**DO THIS**
Search the data below for the word "State" and copy each line that holds it.

==================================================

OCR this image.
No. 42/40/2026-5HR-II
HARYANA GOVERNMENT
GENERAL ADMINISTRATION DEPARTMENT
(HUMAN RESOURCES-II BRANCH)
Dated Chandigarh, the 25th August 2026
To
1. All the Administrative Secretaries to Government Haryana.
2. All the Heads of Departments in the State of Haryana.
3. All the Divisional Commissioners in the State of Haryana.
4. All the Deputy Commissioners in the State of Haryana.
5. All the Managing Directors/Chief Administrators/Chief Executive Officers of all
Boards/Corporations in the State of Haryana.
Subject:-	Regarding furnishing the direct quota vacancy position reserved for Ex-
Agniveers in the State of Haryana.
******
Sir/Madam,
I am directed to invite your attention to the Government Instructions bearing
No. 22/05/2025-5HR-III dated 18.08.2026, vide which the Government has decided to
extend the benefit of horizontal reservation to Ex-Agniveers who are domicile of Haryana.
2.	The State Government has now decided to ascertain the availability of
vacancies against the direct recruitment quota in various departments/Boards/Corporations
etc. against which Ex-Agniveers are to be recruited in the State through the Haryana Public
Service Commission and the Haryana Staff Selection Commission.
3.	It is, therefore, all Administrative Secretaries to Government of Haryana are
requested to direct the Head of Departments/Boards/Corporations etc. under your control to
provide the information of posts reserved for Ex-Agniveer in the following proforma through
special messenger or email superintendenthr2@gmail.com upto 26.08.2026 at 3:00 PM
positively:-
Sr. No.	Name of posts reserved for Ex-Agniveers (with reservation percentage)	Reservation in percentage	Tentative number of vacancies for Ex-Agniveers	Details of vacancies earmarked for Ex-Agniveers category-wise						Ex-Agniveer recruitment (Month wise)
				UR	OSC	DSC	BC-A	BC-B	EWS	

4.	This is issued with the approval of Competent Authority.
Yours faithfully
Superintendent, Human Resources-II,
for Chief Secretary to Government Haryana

==================================================

**OUTPUT FOR THIS TASK**
2. All the Heads of Departments in the State of Haryana.
3. All the Divisional Commissioners in the State of Haryana.
4. All the Deputy Commissioners in the State of Haryana.
Boards/Corporations in the State of Haryana.
Agniveers in the State of Haryana.
2.	The State Government has now decided to ascertain the availability of
etc. against which Ex-Agniveers are to be recruited in the State through the Haryana Public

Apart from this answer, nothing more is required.